[Materials provided]
^^^^

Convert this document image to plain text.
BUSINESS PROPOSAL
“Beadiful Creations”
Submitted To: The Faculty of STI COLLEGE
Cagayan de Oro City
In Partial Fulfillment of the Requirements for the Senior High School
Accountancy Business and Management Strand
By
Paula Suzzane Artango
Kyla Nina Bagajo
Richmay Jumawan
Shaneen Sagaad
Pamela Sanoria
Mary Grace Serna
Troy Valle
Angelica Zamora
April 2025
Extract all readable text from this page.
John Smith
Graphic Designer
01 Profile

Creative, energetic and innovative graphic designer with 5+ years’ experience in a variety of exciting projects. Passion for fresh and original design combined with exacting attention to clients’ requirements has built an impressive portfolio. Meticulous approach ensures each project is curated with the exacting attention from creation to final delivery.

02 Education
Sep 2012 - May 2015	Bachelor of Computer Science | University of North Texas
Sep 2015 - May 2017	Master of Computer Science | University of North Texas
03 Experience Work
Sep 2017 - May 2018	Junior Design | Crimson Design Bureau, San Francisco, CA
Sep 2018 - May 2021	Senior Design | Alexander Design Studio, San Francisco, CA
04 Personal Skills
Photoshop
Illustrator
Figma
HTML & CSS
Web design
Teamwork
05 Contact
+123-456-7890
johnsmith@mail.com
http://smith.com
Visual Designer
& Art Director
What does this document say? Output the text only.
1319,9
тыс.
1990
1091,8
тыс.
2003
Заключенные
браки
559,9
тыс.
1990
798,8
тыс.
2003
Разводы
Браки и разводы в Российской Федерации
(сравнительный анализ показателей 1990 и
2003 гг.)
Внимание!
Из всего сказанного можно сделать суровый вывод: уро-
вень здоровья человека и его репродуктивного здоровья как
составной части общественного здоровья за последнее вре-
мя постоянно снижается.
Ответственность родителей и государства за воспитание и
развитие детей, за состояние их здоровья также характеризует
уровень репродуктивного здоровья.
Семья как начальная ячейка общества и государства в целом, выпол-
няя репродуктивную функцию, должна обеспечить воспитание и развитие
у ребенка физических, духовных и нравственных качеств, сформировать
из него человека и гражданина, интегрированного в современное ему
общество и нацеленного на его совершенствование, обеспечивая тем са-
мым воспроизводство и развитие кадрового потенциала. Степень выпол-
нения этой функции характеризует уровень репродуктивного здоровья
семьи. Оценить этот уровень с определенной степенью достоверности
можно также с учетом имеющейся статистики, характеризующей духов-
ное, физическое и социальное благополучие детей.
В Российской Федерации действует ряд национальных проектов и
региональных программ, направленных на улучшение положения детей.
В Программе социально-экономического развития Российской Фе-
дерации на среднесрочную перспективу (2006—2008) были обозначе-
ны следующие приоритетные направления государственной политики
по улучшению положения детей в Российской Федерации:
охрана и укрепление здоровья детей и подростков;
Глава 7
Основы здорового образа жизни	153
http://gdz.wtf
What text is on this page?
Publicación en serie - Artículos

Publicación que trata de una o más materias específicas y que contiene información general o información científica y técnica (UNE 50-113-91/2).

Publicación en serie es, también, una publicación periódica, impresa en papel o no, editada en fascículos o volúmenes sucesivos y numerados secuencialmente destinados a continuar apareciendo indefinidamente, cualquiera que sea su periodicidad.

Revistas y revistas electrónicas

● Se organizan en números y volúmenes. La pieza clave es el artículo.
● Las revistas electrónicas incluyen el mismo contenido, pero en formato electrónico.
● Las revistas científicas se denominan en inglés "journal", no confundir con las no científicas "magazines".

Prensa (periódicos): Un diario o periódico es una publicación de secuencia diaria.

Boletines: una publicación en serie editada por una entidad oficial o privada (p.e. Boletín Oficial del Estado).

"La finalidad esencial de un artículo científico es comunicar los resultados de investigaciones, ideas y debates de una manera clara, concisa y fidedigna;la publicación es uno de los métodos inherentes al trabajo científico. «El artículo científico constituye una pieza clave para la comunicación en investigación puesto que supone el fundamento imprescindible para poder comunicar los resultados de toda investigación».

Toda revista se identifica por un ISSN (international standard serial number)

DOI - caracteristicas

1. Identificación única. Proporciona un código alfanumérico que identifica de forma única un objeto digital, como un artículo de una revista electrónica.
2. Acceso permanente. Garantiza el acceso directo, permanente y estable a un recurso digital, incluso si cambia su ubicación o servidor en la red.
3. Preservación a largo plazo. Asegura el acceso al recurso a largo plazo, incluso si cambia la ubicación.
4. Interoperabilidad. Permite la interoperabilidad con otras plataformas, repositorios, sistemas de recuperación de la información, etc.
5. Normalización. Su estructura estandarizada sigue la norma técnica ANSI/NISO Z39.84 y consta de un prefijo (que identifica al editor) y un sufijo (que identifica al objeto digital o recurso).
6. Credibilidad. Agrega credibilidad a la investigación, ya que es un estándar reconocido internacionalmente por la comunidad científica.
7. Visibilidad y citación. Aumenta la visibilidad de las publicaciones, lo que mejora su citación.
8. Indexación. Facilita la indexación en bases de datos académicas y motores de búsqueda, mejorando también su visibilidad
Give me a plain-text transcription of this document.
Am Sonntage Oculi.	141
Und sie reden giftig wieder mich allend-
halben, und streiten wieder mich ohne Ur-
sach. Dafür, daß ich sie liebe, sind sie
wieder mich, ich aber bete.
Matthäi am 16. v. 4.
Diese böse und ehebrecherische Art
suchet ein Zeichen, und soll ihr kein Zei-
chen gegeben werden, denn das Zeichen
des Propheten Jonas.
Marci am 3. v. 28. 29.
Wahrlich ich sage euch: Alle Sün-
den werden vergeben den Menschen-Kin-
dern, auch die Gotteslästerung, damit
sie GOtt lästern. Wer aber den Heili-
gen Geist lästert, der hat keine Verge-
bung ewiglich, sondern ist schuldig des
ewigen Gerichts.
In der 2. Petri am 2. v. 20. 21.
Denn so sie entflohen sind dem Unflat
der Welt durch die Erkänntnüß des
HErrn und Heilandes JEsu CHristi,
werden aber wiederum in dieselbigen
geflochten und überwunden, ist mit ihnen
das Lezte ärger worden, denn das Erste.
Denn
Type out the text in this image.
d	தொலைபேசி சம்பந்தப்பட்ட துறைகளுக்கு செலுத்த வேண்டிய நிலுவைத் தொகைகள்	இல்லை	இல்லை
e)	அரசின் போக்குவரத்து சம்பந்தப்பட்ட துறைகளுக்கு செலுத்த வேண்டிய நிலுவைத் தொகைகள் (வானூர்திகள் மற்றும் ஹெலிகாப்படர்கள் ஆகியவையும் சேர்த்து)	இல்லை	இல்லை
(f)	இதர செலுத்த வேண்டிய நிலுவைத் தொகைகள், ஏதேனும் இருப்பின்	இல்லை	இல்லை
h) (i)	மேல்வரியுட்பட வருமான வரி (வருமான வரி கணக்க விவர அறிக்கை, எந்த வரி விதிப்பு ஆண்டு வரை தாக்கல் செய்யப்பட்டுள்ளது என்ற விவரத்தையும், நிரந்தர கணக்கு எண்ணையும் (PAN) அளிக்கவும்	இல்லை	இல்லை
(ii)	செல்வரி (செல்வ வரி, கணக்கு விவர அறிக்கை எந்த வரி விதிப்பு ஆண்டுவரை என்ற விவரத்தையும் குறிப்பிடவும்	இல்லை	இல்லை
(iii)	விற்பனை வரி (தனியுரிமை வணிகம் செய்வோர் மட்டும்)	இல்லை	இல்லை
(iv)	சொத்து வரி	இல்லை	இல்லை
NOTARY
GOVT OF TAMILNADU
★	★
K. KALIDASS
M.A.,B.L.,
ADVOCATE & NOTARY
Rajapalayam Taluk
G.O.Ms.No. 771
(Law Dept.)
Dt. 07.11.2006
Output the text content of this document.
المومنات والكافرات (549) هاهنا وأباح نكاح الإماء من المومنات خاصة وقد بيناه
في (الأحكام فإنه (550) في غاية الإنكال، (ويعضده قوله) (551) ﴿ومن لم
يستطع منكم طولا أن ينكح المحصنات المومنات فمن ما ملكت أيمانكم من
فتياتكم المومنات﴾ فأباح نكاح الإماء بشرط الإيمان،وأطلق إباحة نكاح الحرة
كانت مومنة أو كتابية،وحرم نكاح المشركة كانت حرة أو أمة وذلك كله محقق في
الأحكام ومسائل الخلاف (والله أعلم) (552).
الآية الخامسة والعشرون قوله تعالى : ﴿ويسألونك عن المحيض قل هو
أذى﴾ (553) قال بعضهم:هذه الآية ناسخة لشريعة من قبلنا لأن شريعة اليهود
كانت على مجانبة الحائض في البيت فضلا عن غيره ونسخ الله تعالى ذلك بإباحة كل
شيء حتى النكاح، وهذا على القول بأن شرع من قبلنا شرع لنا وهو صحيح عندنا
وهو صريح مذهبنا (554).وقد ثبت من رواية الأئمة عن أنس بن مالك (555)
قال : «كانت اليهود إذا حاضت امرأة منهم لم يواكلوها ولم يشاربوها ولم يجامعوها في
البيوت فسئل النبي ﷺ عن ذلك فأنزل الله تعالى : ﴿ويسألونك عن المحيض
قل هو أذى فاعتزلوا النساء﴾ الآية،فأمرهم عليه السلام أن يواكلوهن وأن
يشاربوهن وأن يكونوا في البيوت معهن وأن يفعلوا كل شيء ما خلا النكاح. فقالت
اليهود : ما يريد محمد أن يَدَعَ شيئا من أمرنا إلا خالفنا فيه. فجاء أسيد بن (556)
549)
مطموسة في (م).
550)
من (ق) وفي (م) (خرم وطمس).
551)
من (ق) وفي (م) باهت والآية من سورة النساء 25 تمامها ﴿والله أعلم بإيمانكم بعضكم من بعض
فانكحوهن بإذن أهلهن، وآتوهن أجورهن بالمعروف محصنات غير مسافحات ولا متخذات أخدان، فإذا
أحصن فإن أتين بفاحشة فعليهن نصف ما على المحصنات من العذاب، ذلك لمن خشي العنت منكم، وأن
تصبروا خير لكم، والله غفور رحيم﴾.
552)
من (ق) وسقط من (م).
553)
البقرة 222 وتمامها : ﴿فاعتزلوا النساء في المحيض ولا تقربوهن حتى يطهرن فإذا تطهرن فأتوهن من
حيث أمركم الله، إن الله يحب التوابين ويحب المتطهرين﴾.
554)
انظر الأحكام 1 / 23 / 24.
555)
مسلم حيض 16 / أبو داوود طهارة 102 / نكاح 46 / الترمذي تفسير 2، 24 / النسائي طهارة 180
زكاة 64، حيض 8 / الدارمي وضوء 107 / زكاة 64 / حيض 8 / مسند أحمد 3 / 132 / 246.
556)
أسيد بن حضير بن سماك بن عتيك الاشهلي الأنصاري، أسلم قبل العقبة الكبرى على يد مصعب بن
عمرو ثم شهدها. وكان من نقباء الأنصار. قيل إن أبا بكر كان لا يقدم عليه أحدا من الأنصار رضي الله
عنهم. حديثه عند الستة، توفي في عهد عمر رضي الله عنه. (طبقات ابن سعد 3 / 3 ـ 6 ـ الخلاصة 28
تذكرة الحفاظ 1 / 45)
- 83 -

^^^^

[Set problem]
Only lines holding the string "Francisco" are wanted; gather each one from the entries above.

[Answer to the exercise]
Sep 2017 - May 2018	Junior Design | Crimson Design Bureau, San Francisco, CA
Sep 2018 - May 2021	Senior Design | Alexander Design Studio, San Francisco, CA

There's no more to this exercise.